_WRITTEN TASK:_
Copy the lines from the one with "data-point: [254, 225, 262, 233]" through the one with "series-10: [239, 252, 264, 291]", swapping "x-tick-label" for "x-axis-tick" and keeping everything else unchanged.

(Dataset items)

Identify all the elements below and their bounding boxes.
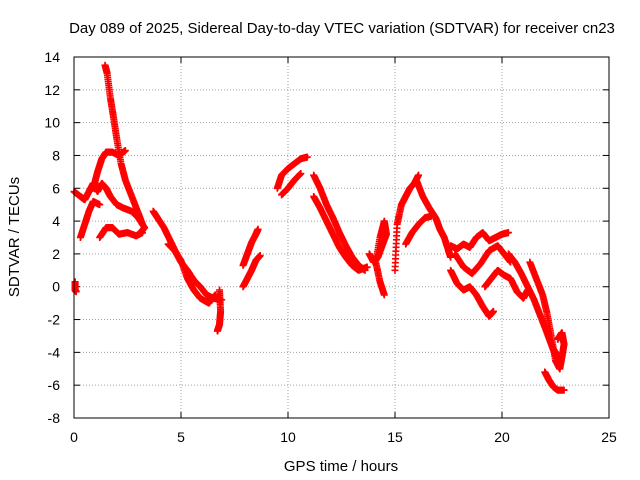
data-point: [254, 225, 262, 233]
axis-ticks: 0 5 10 15 20 25 -8 -6 -4 -2 0 2 4 6 8 10 12 14: [44, 49, 617, 445]
series-25: [549, 329, 568, 373]
plot-frame: [73, 56, 610, 419]
x-tick-label: 15: [387, 429, 403, 445]
data-point: [213, 327, 221, 335]
y-tick-label: 12: [44, 82, 60, 98]
series-4: [96, 224, 146, 241]
data-point: [303, 153, 311, 161]
series-3: [76, 197, 104, 241]
y-axis-label: SDTVAR / TECUs: [6, 177, 23, 297]
series-14: [310, 192, 371, 274]
x-tick-label: 5: [177, 429, 185, 445]
data-point: [121, 147, 129, 155]
series-20: [447, 266, 497, 320]
data-point: [427, 212, 435, 220]
series-2: [70, 179, 149, 237]
data-point: [489, 307, 497, 315]
data-point: [380, 291, 388, 299]
series-10: [239, 252, 264, 291]
series-1: [101, 61, 146, 228]
y-tick-label: 14: [44, 49, 60, 65]
y-tick-label: -4: [48, 344, 61, 360]
data-point: [363, 263, 371, 271]
series-5: [71, 278, 80, 296]
series-7: [164, 240, 219, 307]
series-11: [273, 153, 311, 192]
series-6: [149, 207, 226, 304]
y-tick-label: 0: [52, 279, 60, 295]
data-point: [549, 345, 557, 353]
series-12: [278, 170, 305, 199]
y-tick-label: 2: [52, 246, 60, 262]
data-point: [504, 229, 512, 237]
chart-title: Day 089 of 2025, Sidereal Day-to-day VTE…: [69, 20, 615, 37]
series-19: [447, 229, 512, 253]
data-point: [256, 252, 264, 260]
x-tick-label: 0: [70, 429, 78, 445]
data-point: [415, 171, 423, 179]
data-point: [297, 170, 305, 178]
series-26: [541, 368, 568, 394]
series-13: [310, 171, 369, 274]
y-tick-label: -2: [48, 312, 61, 328]
data-point: [96, 201, 104, 209]
y-tick-label: 4: [52, 213, 60, 229]
x-tick-label: 25: [601, 429, 617, 445]
data-point: [560, 386, 568, 394]
y-tick-label: 6: [52, 180, 60, 196]
y-tick-label: -6: [48, 377, 61, 393]
data-point: [138, 229, 146, 237]
data-points: [70, 61, 568, 394]
y-tick-label: 8: [52, 147, 60, 163]
series-8: [213, 286, 225, 335]
y-tick-label: -8: [48, 410, 61, 426]
x-tick-label: 10: [280, 429, 296, 445]
series-18: [402, 212, 435, 248]
x-tick-label: 20: [494, 429, 510, 445]
y-tick-label: 10: [44, 115, 60, 131]
x-axis-label: GPS time / hours: [284, 458, 398, 475]
series-16: [391, 171, 423, 274]
series-9: [239, 225, 262, 269]
series-22: [481, 266, 532, 302]
series-15: [365, 217, 390, 299]
series-17: [412, 176, 455, 261]
series-21: [451, 242, 515, 278]
data-point: [447, 253, 455, 261]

_ANSWER TO THIS EXERCISE:_
data-point: [254, 225, 262, 233]
axis-ticks: 0 5 10 15 20 25 -8 -6 -4 -2 0 2 4 6 8 10 12 14: [44, 49, 617, 445]
series-25: [549, 329, 568, 373]
plot-frame: [73, 56, 610, 419]
x-axis-tick: 15: [387, 429, 403, 445]
data-point: [213, 327, 221, 335]
y-tick-label: 12: [44, 82, 60, 98]
series-4: [96, 224, 146, 241]
data-point: [303, 153, 311, 161]
series-3: [76, 197, 104, 241]
y-axis-label: SDTVAR / TECUs: [6, 177, 23, 297]
series-14: [310, 192, 371, 274]
x-axis-tick: 5: [177, 429, 185, 445]
data-point: [121, 147, 129, 155]
series-20: [447, 266, 497, 320]
data-point: [427, 212, 435, 220]
series-2: [70, 179, 149, 237]
data-point: [489, 307, 497, 315]
data-point: [380, 291, 388, 299]
series-10: [239, 252, 264, 291]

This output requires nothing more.